- **Exercise material**
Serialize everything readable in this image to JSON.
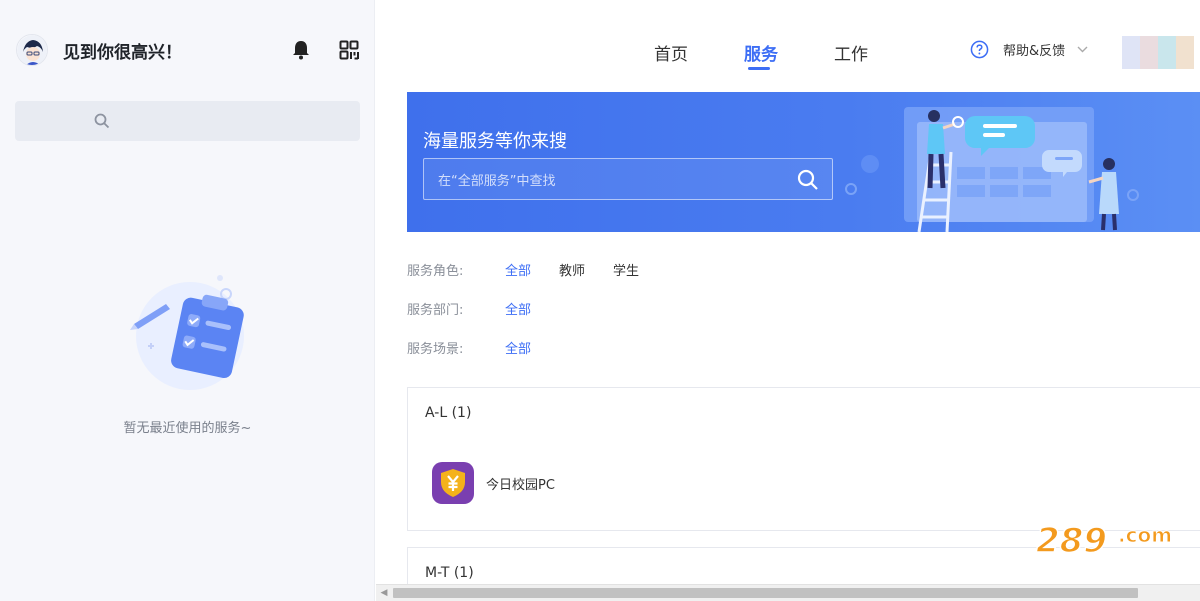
{
  "sidebar": {
    "greeting": "见到你很高兴！",
    "empty_text": "暂无最近使用的服务~"
  },
  "nav": {
    "tabs": [
      {
        "label": "首页",
        "active": false
      },
      {
        "label": "服务",
        "active": true
      },
      {
        "label": "工作",
        "active": false
      }
    ],
    "help_label": "帮助&反馈"
  },
  "banner": {
    "title": "海量服务等你来搜",
    "search_placeholder": "在“全部服务”中查找"
  },
  "filters": {
    "rows": [
      {
        "label": "服务角色:",
        "options": [
          "全部",
          "教师",
          "学生"
        ],
        "selected": "全部"
      },
      {
        "label": "服务部门:",
        "options": [
          "全部"
        ],
        "selected": "全部"
      },
      {
        "label": "服务场景:",
        "options": [
          "全部"
        ],
        "selected": "全部"
      }
    ]
  },
  "groups": [
    {
      "title": "A-L (1)",
      "services": [
        {
          "name": "今日校园PC",
          "icon": "shield-yen-icon"
        }
      ]
    },
    {
      "title": "M-T (1)",
      "services": []
    }
  ],
  "colors": {
    "accent": "#3d6ef5",
    "banner": "#4a7cf0",
    "sidebar_bg": "#f6f7fb",
    "service_icon_bg": "#7a3fb0",
    "watermark_orange": "#f39a1e"
  }
}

- **Problem to solve**
All preceding records should be duplicated verbatim, images excepted.

- **Result of the task**
Serialize everything readable in this image to JSON.
{
  "sidebar": {
    "greeting": "见到你很高兴！",
    "empty_text": "暂无最近使用的服务~"
  },
  "nav": {
    "tabs": [
      {
        "label": "首页",
        "active": false
      },
      {
        "label": "服务",
        "active": true
      },
      {
        "label": "工作",
        "active": false
      }
    ],
    "help_label": "帮助&反馈"
  },
  "banner": {
    "title": "海量服务等你来搜",
    "search_placeholder": "在“全部服务”中查找"
  },
  "filters": {
    "rows": [
      {
        "label": "服务角色:",
        "options": [
          "全部",
          "教师",
          "学生"
        ],
        "selected": "全部"
      },
      {
        "label": "服务部门:",
        "options": [
          "全部"
        ],
        "selected": "全部"
      },
      {
        "label": "服务场景:",
        "options": [
          "全部"
        ],
        "selected": "全部"
      }
    ]
  },
  "groups": [
    {
      "title": "A-L (1)",
      "services": [
        {
          "name": "今日校园PC",
          "icon": "shield-yen-icon"
        }
      ]
    },
    {
      "title": "M-T (1)",
      "services": []
    }
  ],
  "colors": {
    "accent": "#3d6ef5",
    "banner": "#4a7cf0",
    "sidebar_bg": "#f6f7fb",
    "service_icon_bg": "#7a3fb0",
    "watermark_orange": "#f39a1e"
  }
}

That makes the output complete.